Repeat every record below exactly as written.
[start]
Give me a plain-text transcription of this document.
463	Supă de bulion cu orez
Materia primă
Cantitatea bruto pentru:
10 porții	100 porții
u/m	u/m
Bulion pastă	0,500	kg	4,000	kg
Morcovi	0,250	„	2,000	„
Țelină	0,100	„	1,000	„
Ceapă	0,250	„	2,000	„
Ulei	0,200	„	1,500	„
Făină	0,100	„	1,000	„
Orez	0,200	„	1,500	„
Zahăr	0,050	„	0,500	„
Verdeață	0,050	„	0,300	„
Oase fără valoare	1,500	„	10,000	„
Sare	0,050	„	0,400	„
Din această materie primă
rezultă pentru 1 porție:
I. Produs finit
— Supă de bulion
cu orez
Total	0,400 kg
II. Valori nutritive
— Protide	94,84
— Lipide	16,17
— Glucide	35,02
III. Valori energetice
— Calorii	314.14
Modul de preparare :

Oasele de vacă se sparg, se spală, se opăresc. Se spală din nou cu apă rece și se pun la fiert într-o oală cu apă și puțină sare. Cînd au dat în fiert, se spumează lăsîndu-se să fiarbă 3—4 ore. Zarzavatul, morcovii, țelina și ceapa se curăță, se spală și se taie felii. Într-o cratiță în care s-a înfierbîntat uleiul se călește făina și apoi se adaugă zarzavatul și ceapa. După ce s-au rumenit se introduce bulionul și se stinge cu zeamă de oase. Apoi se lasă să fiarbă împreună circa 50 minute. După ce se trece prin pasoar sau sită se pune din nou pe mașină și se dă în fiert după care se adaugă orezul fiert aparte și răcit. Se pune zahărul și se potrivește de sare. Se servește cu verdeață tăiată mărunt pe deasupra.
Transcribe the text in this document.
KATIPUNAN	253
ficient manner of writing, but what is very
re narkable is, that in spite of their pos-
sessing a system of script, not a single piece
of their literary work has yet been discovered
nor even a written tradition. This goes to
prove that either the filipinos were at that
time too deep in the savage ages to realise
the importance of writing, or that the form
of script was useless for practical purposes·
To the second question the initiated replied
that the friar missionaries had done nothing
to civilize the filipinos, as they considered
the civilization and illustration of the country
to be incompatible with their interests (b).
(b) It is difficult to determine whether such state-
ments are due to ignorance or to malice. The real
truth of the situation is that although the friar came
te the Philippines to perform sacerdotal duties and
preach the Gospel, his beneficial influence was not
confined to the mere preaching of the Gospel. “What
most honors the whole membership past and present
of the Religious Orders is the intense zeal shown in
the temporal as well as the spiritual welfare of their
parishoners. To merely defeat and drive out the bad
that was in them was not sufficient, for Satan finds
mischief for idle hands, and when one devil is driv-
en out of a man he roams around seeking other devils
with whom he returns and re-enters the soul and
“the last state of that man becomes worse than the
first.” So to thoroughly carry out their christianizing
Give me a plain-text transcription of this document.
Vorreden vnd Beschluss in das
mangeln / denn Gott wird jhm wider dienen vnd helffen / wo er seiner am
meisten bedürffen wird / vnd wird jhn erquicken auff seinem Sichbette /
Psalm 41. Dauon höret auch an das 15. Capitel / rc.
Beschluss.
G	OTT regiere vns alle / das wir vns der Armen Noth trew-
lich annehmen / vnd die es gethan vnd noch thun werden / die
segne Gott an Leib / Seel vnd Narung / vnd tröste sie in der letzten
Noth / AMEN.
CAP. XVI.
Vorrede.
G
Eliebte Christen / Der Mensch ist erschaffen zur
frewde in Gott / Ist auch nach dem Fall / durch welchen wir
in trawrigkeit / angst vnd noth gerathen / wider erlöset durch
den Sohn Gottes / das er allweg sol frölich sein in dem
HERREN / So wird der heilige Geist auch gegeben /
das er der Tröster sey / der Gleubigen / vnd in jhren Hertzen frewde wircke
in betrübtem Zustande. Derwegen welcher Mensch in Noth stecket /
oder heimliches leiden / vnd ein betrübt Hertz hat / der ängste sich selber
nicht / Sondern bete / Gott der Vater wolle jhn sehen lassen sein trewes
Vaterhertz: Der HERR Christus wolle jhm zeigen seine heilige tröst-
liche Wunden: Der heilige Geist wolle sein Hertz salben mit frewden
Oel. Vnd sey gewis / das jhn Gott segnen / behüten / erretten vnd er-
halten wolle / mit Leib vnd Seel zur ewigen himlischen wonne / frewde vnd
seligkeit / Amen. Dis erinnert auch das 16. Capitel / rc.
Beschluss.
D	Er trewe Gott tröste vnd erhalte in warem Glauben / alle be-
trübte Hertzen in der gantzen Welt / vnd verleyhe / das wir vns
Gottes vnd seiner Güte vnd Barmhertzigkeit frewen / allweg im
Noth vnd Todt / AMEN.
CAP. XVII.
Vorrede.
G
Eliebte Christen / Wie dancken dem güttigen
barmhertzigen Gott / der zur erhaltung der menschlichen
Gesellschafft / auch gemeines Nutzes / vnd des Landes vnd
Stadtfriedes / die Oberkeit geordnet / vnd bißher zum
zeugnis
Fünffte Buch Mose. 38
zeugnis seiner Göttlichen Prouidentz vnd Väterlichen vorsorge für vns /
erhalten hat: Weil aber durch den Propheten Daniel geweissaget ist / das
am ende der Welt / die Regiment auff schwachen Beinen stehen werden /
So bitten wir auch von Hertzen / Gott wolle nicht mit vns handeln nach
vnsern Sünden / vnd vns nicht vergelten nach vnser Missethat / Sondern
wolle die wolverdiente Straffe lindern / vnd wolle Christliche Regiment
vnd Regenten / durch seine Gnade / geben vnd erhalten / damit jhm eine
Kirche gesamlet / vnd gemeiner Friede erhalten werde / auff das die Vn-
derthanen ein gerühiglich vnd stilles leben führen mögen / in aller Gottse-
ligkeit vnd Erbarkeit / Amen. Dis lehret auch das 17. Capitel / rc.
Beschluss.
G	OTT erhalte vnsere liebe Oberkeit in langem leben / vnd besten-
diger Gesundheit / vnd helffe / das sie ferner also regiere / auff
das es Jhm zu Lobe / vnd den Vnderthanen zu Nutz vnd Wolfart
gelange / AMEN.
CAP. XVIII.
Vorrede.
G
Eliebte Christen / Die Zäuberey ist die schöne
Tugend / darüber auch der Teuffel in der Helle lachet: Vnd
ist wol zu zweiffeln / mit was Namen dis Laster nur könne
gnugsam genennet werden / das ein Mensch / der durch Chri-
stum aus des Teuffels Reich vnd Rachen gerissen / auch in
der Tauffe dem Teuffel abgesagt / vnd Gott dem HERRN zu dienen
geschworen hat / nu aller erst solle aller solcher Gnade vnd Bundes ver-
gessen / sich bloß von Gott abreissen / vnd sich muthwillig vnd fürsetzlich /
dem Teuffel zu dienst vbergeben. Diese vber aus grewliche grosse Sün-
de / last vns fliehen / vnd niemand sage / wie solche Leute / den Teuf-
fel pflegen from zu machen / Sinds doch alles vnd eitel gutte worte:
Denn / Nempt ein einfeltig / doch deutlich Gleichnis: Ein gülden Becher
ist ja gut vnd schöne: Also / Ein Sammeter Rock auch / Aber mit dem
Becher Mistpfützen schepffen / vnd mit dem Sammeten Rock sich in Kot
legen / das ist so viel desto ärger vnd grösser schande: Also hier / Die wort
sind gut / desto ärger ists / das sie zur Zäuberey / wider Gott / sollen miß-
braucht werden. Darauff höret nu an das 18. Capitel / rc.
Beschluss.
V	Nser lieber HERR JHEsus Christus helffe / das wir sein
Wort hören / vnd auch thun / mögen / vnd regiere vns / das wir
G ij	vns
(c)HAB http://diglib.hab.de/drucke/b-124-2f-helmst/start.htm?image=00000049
[end]
> [FULL RESPONSE]
Give me a plain-text transcription of this document.
463	Supă de bulion cu orez
Materia primă
Cantitatea bruto pentru:
10 porții	100 porții
u/m	u/m
Bulion pastă	0,500	kg	4,000	kg
Morcovi	0,250	„	2,000	„
Țelină	0,100	„	1,000	„
Ceapă	0,250	„	2,000	„
Ulei	0,200	„	1,500	„
Făină	0,100	„	1,000	„
Orez	0,200	„	1,500	„
Zahăr	0,050	„	0,500	„
Verdeață	0,050	„	0,300	„
Oase fără valoare	1,500	„	10,000	„
Sare	0,050	„	0,400	„
Din această materie primă
rezultă pentru 1 porție:
I. Produs finit
— Supă de bulion
cu orez
Total	0,400 kg
II. Valori nutritive
— Protide	94,84
— Lipide	16,17
— Glucide	35,02
III. Valori energetice
— Calorii	314.14
Modul de preparare :

Oasele de vacă se sparg, se spală, se opăresc. Se spală din nou cu apă rece și se pun la fiert într-o oală cu apă și puțină sare. Cînd au dat în fiert, se spumează lăsîndu-se să fiarbă 3—4 ore. Zarzavatul, morcovii, țelina și ceapa se curăță, se spală și se taie felii. Într-o cratiță în care s-a înfierbîntat uleiul se călește făina și apoi se adaugă zarzavatul și ceapa. După ce s-au rumenit se introduce bulionul și se stinge cu zeamă de oase. Apoi se lasă să fiarbă împreună circa 50 minute. După ce se trece prin pasoar sau sită se pune din nou pe mașină și se dă în fiert după care se adaugă orezul fiert aparte și răcit. Se pune zahărul și se potrivește de sare. Se servește cu verdeață tăiată mărunt pe deasupra.
Transcribe the text in this document.
KATIPUNAN	253
ficient manner of writing, but what is very
re narkable is, that in spite of their pos-
sessing a system of script, not a single piece
of their literary work has yet been discovered
nor even a written tradition. This goes to
prove that either the filipinos were at that
time too deep in the savage ages to realise
the importance of writing, or that the form
of script was useless for practical purposes·
To the second question the initiated replied
that the friar missionaries had done nothing
to civilize the filipinos, as they considered
the civilization and illustration of the country
to be incompatible with their interests (b).
(b) It is difficult to determine whether such state-
ments are due to ignorance or to malice. The real
truth of the situation is that although the friar came
te the Philippines to perform sacerdotal duties and
preach the Gospel, his beneficial influence was not
confined to the mere preaching of the Gospel. “What
most honors the whole membership past and present
of the Religious Orders is the intense zeal shown in
the temporal as well as the spiritual welfare of their
parishoners. To merely defeat and drive out the bad
that was in them was not sufficient, for Satan finds
mischief for idle hands, and when one devil is driv-
en out of a man he roams around seeking other devils
with whom he returns and re-enters the soul and
“the last state of that man becomes worse than the
first.” So to thoroughly carry out their christianizing
Give me a plain-text transcription of this document.
Vorreden vnd Beschluss in das
mangeln / denn Gott wird jhm wider dienen vnd helffen / wo er seiner am
meisten bedürffen wird / vnd wird jhn erquicken auff seinem Sichbette /
Psalm 41. Dauon höret auch an das 15. Capitel / rc.
Beschluss.
G	OTT regiere vns alle / das wir vns der Armen Noth trew-
lich annehmen / vnd die es gethan vnd noch thun werden / die
segne Gott an Leib / Seel vnd Narung / vnd tröste sie in der letzten
Noth / AMEN.
CAP. XVI.
Vorrede.
G
Eliebte Christen / Der Mensch ist erschaffen zur
frewde in Gott / Ist auch nach dem Fall / durch welchen wir
in trawrigkeit / angst vnd noth gerathen / wider erlöset durch
den Sohn Gottes / das er allweg sol frölich sein in dem
HERREN / So wird der heilige Geist auch gegeben /
das er der Tröster sey / der Gleubigen / vnd in jhren Hertzen frewde wircke
in betrübtem Zustande. Derwegen welcher Mensch in Noth stecket /
oder heimliches leiden / vnd ein betrübt Hertz hat / der ängste sich selber
nicht / Sondern bete / Gott der Vater wolle jhn sehen lassen sein trewes
Vaterhertz: Der HERR Christus wolle jhm zeigen seine heilige tröst-
liche Wunden: Der heilige Geist wolle sein Hertz salben mit frewden
Oel. Vnd sey gewis / das jhn Gott segnen / behüten / erretten vnd er-
halten wolle / mit Leib vnd Seel zur ewigen himlischen wonne / frewde vnd
seligkeit / Amen. Dis erinnert auch das 16. Capitel / rc.
Beschluss.
D	Er trewe Gott tröste vnd erhalte in warem Glauben / alle be-
trübte Hertzen in der gantzen Welt / vnd verleyhe / das wir vns
Gottes vnd seiner Güte vnd Barmhertzigkeit frewen / allweg im
Noth vnd Todt / AMEN.
CAP. XVII.
Vorrede.
G
Eliebte Christen / Wie dancken dem güttigen
barmhertzigen Gott / der zur erhaltung der menschlichen
Gesellschafft / auch gemeines Nutzes / vnd des Landes vnd
Stadtfriedes / die Oberkeit geordnet / vnd bißher zum
zeugnis
Fünffte Buch Mose. 38
zeugnis seiner Göttlichen Prouidentz vnd Väterlichen vorsorge für vns /
erhalten hat: Weil aber durch den Propheten Daniel geweissaget ist / das
am ende der Welt / die Regiment auff schwachen Beinen stehen werden /
So bitten wir auch von Hertzen / Gott wolle nicht mit vns handeln nach
vnsern Sünden / vnd vns nicht vergelten nach vnser Missethat / Sondern
wolle die wolverdiente Straffe lindern / vnd wolle Christliche Regiment
vnd Regenten / durch seine Gnade / geben vnd erhalten / damit jhm eine
Kirche gesamlet / vnd gemeiner Friede erhalten werde / auff das die Vn-
derthanen ein gerühiglich vnd stilles leben führen mögen / in aller Gottse-
ligkeit vnd Erbarkeit / Amen. Dis lehret auch das 17. Capitel / rc.
Beschluss.
G	OTT erhalte vnsere liebe Oberkeit in langem leben / vnd besten-
diger Gesundheit / vnd helffe / das sie ferner also regiere / auff
das es Jhm zu Lobe / vnd den Vnderthanen zu Nutz vnd Wolfart
gelange / AMEN.
CAP. XVIII.
Vorrede.
G
Eliebte Christen / Die Zäuberey ist die schöne
Tugend / darüber auch der Teuffel in der Helle lachet: Vnd
ist wol zu zweiffeln / mit was Namen dis Laster nur könne
gnugsam genennet werden / das ein Mensch / der durch Chri-
stum aus des Teuffels Reich vnd Rachen gerissen / auch in
der Tauffe dem Teuffel abgesagt / vnd Gott dem HERRN zu dienen
geschworen hat / nu aller erst solle aller solcher Gnade vnd Bundes ver-
gessen / sich bloß von Gott abreissen / vnd sich muthwillig vnd fürsetzlich /
dem Teuffel zu dienst vbergeben. Diese vber aus grewliche grosse Sün-
de / last vns fliehen / vnd niemand sage / wie solche Leute / den Teuf-
fel pflegen from zu machen / Sinds doch alles vnd eitel gutte worte:
Denn / Nempt ein einfeltig / doch deutlich Gleichnis: Ein gülden Becher
ist ja gut vnd schöne: Also / Ein Sammeter Rock auch / Aber mit dem
Becher Mistpfützen schepffen / vnd mit dem Sammeten Rock sich in Kot
legen / das ist so viel desto ärger vnd grösser schande: Also hier / Die wort
sind gut / desto ärger ists / das sie zur Zäuberey / wider Gott / sollen miß-
braucht werden. Darauff höret nu an das 18. Capitel / rc.
Beschluss.
V	Nser lieber HERR JHEsus Christus helffe / das wir sein
Wort hören / vnd auch thun / mögen / vnd regiere vns / das wir
G ij	vns
(c)HAB http://diglib.hab.de/drucke/b-124-2f-helmst/start.htm?image=00000049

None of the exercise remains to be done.